- _Exercise_: Find the word "document" in the listing; pull out each line holding it.

━━ Raw records

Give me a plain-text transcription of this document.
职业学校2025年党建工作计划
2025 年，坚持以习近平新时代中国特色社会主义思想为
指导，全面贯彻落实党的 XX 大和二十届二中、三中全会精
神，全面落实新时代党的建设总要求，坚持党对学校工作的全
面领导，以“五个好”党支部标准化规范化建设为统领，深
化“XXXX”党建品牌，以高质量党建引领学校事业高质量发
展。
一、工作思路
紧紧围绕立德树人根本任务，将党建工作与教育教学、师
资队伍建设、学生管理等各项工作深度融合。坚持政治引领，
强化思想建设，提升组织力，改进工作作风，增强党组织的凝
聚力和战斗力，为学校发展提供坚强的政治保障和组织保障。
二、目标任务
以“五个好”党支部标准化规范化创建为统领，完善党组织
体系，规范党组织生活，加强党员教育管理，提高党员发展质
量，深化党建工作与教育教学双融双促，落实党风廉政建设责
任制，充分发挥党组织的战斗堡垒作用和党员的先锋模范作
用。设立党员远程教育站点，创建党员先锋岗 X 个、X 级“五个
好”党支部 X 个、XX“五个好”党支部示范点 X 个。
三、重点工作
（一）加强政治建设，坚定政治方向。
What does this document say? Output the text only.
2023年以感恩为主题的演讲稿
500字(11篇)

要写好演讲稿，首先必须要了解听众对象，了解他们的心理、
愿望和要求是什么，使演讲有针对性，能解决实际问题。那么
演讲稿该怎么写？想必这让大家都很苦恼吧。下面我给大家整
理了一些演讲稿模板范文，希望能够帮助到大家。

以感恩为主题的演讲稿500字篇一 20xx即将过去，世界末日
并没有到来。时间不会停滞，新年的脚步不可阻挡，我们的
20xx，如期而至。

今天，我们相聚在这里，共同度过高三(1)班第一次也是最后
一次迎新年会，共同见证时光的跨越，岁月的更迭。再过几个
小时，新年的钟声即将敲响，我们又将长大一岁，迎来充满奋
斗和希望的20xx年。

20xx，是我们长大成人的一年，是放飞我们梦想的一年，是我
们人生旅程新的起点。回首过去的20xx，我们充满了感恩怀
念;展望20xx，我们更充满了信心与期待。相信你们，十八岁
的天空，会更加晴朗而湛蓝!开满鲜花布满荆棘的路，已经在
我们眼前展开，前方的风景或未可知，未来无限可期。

━━━━

- _Reply_:
Give me a plain-text transcription of this document.
What does this document say? Output the text only.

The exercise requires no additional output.